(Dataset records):
- - -

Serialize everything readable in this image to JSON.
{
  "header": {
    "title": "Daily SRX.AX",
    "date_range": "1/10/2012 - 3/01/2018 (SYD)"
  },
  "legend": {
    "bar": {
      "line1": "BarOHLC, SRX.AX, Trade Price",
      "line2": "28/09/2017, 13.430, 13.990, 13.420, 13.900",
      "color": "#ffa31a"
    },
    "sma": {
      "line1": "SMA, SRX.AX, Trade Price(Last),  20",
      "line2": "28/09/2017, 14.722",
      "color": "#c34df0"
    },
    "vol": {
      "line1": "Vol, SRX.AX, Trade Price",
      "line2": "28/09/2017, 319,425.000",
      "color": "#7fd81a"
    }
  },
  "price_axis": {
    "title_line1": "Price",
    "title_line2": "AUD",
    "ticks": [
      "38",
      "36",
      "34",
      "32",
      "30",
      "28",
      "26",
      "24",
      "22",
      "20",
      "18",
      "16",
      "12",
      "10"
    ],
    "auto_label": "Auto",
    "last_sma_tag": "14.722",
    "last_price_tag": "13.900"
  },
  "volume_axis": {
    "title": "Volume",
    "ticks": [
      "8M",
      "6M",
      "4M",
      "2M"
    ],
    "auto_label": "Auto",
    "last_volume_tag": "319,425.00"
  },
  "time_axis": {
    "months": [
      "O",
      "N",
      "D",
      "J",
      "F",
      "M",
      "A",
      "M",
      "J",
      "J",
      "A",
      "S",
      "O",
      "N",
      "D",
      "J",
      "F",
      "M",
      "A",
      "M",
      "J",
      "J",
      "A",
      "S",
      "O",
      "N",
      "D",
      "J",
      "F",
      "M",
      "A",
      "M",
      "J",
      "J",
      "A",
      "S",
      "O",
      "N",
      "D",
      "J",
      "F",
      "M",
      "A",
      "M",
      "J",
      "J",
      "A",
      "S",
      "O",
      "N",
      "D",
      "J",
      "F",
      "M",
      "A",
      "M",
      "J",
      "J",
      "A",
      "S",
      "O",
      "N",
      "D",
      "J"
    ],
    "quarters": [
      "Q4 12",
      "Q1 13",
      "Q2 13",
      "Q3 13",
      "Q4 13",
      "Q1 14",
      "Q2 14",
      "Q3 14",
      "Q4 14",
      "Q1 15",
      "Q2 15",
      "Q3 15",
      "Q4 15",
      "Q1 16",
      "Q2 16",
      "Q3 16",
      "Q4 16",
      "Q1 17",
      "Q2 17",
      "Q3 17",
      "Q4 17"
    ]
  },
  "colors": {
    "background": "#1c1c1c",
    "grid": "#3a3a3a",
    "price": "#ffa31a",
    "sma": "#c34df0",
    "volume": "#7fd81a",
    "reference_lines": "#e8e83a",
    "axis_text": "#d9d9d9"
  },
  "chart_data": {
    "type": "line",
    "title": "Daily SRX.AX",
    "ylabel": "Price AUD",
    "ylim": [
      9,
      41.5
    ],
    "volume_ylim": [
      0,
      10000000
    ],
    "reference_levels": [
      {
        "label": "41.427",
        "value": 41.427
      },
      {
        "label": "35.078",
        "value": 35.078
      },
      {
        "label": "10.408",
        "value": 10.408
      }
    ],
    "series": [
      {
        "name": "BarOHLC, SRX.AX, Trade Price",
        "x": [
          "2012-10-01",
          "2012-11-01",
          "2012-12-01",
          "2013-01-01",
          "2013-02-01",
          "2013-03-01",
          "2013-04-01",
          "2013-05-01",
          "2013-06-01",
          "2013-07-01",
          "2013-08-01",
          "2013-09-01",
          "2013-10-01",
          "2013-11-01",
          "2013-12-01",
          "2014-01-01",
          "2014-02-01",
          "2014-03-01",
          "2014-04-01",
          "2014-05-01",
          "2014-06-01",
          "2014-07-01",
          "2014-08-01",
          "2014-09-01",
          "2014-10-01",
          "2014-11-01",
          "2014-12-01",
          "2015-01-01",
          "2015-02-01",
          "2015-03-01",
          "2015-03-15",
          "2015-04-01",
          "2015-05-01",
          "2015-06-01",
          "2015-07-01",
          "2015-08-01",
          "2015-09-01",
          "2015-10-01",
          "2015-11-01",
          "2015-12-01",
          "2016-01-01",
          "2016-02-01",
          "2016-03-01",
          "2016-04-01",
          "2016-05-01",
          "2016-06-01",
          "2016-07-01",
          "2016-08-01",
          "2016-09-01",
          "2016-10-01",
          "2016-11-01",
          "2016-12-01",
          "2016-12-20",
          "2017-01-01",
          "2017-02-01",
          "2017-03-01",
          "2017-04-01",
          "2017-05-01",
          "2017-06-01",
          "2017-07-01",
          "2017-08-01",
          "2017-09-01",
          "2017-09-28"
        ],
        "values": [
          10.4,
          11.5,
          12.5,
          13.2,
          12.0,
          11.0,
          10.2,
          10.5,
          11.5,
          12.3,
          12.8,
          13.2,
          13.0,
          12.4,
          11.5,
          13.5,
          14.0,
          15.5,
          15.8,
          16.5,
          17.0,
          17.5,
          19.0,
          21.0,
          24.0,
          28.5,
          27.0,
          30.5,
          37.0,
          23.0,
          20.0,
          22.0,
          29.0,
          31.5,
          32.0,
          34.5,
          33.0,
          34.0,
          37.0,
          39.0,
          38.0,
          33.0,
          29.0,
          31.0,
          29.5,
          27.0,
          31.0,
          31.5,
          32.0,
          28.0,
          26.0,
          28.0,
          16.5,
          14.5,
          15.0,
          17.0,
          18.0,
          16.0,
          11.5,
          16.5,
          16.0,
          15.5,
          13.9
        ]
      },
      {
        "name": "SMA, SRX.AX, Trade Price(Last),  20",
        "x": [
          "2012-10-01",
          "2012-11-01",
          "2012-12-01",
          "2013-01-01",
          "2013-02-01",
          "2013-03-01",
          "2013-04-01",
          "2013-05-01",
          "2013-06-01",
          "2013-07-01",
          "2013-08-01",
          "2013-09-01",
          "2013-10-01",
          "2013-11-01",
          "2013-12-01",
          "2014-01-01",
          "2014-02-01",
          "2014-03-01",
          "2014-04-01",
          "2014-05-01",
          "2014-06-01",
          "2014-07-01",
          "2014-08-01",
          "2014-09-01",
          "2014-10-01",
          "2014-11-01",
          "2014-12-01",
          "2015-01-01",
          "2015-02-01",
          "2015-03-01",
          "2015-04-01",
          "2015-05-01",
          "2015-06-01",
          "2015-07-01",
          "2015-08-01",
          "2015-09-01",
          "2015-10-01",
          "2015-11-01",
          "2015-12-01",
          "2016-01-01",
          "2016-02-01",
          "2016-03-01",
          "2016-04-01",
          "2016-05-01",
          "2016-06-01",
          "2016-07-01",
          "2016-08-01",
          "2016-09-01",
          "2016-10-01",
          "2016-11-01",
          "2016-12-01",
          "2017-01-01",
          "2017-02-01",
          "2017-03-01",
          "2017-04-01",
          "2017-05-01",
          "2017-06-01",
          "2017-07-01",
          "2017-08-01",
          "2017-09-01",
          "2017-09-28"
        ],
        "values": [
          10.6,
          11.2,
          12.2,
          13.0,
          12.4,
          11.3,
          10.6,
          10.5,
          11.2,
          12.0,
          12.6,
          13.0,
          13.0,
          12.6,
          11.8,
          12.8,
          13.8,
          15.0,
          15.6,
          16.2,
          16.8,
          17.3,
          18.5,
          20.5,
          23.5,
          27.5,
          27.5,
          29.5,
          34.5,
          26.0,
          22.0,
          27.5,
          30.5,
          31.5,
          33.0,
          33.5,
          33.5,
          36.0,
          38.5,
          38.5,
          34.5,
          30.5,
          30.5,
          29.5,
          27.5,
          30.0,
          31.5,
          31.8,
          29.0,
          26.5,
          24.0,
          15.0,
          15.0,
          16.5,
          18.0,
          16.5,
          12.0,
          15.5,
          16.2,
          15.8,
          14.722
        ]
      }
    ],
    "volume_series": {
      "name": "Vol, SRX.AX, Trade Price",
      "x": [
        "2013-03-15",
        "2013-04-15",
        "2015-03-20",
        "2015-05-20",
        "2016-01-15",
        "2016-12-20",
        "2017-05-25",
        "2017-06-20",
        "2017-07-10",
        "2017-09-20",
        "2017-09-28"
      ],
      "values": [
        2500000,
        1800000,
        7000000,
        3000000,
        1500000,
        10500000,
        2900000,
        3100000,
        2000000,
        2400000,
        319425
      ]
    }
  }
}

- - -

(Job): In the entries above, find each line with the word "name" and show it.

(Solution to this exercise):
        "name": "BarOHLC, SRX.AX, Trade Price",
        "name": "SMA, SRX.AX, Trade Price(Last),  20",
      "name": "Vol, SRX.AX, Trade Price",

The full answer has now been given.